[Given problem]: Comb the records below for the string "type" and copy each line where it turns up.

Records
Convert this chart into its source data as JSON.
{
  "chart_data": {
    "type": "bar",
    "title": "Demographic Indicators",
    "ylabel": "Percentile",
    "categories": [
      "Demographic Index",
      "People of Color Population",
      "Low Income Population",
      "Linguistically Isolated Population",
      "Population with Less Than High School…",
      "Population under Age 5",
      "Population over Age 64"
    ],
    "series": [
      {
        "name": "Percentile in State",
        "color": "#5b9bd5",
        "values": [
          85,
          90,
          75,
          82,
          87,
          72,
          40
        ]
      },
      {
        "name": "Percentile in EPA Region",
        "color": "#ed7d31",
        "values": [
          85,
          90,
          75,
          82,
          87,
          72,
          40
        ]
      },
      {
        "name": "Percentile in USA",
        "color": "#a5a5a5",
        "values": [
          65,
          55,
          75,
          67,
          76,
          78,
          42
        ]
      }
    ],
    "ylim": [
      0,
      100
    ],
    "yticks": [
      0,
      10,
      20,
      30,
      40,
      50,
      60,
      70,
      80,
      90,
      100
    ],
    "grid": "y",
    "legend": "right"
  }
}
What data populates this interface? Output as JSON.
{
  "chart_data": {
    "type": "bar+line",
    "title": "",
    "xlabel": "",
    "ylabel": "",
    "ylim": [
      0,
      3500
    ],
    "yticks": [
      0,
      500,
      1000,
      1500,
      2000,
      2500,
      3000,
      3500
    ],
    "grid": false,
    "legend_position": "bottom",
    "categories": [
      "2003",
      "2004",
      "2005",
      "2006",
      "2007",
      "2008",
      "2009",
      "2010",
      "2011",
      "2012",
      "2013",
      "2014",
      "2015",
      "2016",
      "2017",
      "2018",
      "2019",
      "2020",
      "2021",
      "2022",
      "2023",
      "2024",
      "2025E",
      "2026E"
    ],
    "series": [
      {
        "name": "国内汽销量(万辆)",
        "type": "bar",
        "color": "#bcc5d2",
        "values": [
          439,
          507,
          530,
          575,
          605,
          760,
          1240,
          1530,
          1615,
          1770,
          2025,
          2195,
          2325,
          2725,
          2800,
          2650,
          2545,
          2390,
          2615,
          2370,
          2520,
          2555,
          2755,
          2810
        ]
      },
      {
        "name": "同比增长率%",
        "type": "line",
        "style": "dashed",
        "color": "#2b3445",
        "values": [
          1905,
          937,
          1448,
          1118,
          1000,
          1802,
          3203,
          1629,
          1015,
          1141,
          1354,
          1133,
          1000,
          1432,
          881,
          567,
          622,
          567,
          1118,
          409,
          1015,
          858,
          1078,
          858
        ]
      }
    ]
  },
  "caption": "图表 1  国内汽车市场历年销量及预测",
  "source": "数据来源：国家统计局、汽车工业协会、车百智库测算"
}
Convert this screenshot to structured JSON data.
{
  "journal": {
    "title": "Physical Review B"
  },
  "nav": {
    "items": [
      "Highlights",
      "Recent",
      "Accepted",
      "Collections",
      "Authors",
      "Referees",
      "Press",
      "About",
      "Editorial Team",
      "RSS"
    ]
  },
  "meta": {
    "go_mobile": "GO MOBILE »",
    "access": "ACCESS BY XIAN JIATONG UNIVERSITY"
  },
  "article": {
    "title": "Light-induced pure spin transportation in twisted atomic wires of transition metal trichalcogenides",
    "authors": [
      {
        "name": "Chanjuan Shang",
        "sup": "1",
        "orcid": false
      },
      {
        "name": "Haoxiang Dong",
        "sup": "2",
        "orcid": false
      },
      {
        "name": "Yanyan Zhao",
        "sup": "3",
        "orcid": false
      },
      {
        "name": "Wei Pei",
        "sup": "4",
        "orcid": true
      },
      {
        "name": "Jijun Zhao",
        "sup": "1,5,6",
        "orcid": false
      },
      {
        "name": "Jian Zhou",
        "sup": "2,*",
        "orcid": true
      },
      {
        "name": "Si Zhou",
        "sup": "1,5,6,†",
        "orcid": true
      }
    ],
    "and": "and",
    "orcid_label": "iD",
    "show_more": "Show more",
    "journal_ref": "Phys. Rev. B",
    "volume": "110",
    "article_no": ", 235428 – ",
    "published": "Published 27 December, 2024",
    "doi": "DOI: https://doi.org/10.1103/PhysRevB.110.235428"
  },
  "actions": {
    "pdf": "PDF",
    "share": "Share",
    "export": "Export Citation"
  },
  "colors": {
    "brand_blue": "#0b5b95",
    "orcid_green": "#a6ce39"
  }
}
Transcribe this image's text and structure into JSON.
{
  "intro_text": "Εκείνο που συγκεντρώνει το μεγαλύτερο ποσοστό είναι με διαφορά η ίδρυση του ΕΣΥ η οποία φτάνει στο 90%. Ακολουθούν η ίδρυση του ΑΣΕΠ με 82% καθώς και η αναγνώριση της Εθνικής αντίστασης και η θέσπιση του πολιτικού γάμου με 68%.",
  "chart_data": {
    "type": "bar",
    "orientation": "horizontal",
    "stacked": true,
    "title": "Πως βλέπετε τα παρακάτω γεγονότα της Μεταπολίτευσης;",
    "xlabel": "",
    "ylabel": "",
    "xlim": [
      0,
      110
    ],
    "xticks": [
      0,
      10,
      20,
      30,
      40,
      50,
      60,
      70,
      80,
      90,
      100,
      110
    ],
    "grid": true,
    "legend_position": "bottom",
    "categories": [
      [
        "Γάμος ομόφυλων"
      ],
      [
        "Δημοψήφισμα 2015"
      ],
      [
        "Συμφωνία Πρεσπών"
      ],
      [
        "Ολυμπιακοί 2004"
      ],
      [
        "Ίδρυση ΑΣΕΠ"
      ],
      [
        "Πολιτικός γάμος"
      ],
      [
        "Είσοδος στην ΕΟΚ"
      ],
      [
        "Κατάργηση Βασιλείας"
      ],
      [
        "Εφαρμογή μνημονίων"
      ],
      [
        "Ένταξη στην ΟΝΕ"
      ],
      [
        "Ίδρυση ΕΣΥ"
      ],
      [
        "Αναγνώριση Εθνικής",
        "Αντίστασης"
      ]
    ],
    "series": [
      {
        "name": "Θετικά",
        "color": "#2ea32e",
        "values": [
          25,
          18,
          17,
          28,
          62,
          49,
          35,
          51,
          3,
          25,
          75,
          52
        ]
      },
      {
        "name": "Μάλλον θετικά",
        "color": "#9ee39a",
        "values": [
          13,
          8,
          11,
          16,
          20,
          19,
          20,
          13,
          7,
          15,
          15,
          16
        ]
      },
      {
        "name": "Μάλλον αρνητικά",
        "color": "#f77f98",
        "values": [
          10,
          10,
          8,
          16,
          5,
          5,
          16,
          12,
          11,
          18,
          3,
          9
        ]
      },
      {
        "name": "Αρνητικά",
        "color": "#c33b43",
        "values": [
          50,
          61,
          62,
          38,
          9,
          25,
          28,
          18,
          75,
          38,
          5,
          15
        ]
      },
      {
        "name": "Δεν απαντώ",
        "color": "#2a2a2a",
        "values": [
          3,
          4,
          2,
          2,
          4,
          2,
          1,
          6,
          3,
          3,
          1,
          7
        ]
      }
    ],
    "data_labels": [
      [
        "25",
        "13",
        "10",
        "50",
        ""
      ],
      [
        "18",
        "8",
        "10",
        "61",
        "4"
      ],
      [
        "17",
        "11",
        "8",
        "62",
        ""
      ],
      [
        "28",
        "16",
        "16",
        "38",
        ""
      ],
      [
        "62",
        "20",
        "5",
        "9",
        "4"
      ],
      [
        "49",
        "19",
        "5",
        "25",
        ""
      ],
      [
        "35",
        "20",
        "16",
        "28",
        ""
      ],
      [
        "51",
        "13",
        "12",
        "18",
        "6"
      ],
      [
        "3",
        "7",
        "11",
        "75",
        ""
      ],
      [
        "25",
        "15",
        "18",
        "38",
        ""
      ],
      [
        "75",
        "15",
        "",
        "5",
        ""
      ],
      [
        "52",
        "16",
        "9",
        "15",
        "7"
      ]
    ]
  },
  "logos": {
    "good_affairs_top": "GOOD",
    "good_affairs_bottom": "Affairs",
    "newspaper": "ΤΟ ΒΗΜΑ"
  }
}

[Final result]:
    "type": "bar",
    "type": "bar+line",
        "type": "bar",
        "type": "line",
    "type": "bar",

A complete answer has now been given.